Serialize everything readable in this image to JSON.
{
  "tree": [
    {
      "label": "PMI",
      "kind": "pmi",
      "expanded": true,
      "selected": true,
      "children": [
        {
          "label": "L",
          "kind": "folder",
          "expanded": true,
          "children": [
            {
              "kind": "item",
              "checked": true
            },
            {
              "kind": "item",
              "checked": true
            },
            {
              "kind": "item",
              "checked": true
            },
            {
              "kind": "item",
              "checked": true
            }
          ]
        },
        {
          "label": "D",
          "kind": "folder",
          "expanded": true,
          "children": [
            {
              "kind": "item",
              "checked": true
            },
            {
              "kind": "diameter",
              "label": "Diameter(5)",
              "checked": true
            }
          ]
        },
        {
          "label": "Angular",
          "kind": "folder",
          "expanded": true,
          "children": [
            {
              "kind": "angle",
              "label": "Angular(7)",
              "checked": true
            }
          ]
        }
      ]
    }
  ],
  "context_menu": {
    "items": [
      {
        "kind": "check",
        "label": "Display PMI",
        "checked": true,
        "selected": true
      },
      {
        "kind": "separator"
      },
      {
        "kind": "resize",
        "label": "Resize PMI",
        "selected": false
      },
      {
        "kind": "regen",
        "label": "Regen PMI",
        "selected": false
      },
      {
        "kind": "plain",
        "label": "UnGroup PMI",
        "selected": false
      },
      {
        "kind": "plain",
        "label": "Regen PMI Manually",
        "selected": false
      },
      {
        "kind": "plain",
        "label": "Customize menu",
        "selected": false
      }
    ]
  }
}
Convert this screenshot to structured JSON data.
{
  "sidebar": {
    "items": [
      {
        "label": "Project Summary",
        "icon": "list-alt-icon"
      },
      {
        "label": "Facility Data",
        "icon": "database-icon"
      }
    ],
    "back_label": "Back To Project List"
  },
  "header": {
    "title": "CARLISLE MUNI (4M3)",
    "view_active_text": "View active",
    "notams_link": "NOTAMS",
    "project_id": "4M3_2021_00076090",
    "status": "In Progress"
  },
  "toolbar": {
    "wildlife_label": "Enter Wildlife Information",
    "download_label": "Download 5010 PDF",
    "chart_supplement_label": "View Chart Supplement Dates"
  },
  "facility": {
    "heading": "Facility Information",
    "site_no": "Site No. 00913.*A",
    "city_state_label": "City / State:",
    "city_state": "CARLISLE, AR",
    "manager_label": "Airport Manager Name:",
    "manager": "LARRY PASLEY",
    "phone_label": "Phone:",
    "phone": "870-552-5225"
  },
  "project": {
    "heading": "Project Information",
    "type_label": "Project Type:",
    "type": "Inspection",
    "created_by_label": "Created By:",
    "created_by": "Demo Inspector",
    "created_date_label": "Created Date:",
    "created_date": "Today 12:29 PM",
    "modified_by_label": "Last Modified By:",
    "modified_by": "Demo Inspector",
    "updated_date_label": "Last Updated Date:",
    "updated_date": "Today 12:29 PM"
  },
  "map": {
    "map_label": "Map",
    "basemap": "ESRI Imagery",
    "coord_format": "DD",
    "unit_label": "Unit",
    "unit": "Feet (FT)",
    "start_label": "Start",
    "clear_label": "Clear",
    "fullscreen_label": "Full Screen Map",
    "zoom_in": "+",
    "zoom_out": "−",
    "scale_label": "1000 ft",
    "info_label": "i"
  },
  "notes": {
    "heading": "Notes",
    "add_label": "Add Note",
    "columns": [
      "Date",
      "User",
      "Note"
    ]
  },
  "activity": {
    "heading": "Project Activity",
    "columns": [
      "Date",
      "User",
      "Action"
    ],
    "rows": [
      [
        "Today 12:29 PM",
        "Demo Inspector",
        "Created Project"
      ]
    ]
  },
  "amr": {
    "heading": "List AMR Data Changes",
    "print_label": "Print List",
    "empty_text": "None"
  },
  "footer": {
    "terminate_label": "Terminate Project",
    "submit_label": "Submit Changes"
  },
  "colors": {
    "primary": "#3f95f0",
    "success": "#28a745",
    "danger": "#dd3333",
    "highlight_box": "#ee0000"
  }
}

○ ○ ○ ○ ○ ○ ○

**TO DO:** From the records above, extract every entry exactly as given.

**TASK OUTPUT:**
Serialize everything readable in this image to JSON.
{
  "tree": [
    {
      "label": "PMI",
      "kind": "pmi",
      "expanded": true,
      "selected": true,
      "children": [
        {
          "label": "L",
          "kind": "folder",
          "expanded": true,
          "children": [
            {
              "kind": "item",
              "checked": true
            },
            {
              "kind": "item",
              "checked": true
            },
            {
              "kind": "item",
              "checked": true
            },
            {
              "kind": "item",
              "checked": true
            }
          ]
        },
        {
          "label": "D",
          "kind": "folder",
          "expanded": true,
          "children": [
            {
              "kind": "item",
              "checked": true
            },
            {
              "kind": "diameter",
              "label": "Diameter(5)",
              "checked": true
            }
          ]
        },
        {
          "label": "Angular",
          "kind": "folder",
          "expanded": true,
          "children": [
            {
              "kind": "angle",
              "label": "Angular(7)",
              "checked": true
            }
          ]
        }
      ]
    }
  ],
  "context_menu": {
    "items": [
      {
        "kind": "check",
        "label": "Display PMI",
        "checked": true,
        "selected": true
      },
      {
        "kind": "separator"
      },
      {
        "kind": "resize",
        "label": "Resize PMI",
        "selected": false
      },
      {
        "kind": "regen",
        "label": "Regen PMI",
        "selected": false
      },
      {
        "kind": "plain",
        "label": "UnGroup PMI",
        "selected": false
      },
      {
        "kind": "plain",
        "label": "Regen PMI Manually",
        "selected": false
      },
      {
        "kind": "plain",
        "label": "Customize menu",
        "selected": false
      }
    ]
  }
}
Convert this screenshot to structured JSON data.
{
  "sidebar": {
    "items": [
      {
        "label": "Project Summary",
        "icon": "list-alt-icon"
      },
      {
        "label": "Facility Data",
        "icon": "database-icon"
      }
    ],
    "back_label": "Back To Project List"
  },
  "header": {
    "title": "CARLISLE MUNI (4M3)",
    "view_active_text": "View active",
    "notams_link": "NOTAMS",
    "project_id": "4M3_2021_00076090",
    "status": "In Progress"
  },
  "toolbar": {
    "wildlife_label": "Enter Wildlife Information",
    "download_label": "Download 5010 PDF",
    "chart_supplement_label": "View Chart Supplement Dates"
  },
  "facility": {
    "heading": "Facility Information",
    "site_no": "Site No. 00913.*A",
    "city_state_label": "City / State:",
    "city_state": "CARLISLE, AR",
    "manager_label": "Airport Manager Name:",
    "manager": "LARRY PASLEY",
    "phone_label": "Phone:",
    "phone": "870-552-5225"
  },
  "project": {
    "heading": "Project Information",
    "type_label": "Project Type:",
    "type": "Inspection",
    "created_by_label": "Created By:",
    "created_by": "Demo Inspector",
    "created_date_label": "Created Date:",
    "created_date": "Today 12:29 PM",
    "modified_by_label": "Last Modified By:",
    "modified_by": "Demo Inspector",
    "updated_date_label": "Last Updated Date:",
    "updated_date": "Today 12:29 PM"
  },
  "map": {
    "map_label": "Map",
    "basemap": "ESRI Imagery",
    "coord_format": "DD",
    "unit_label": "Unit",
    "unit": "Feet (FT)",
    "start_label": "Start",
    "clear_label": "Clear",
    "fullscreen_label": "Full Screen Map",
    "zoom_in": "+",
    "zoom_out": "−",
    "scale_label": "1000 ft",
    "info_label": "i"
  },
  "notes": {
    "heading": "Notes",
    "add_label": "Add Note",
    "columns": [
      "Date",
      "User",
      "Note"
    ]
  },
  "activity": {
    "heading": "Project Activity",
    "columns": [
      "Date",
      "User",
      "Action"
    ],
    "rows": [
      [
        "Today 12:29 PM",
        "Demo Inspector",
        "Created Project"
      ]
    ]
  },
  "amr": {
    "heading": "List AMR Data Changes",
    "print_label": "Print List",
    "empty_text": "None"
  },
  "footer": {
    "terminate_label": "Terminate Project",
    "submit_label": "Submit Changes"
  },
  "colors": {
    "primary": "#3f95f0",
    "success": "#28a745",
    "danger": "#dd3333",
    "highlight_box": "#ee0000"
  }
}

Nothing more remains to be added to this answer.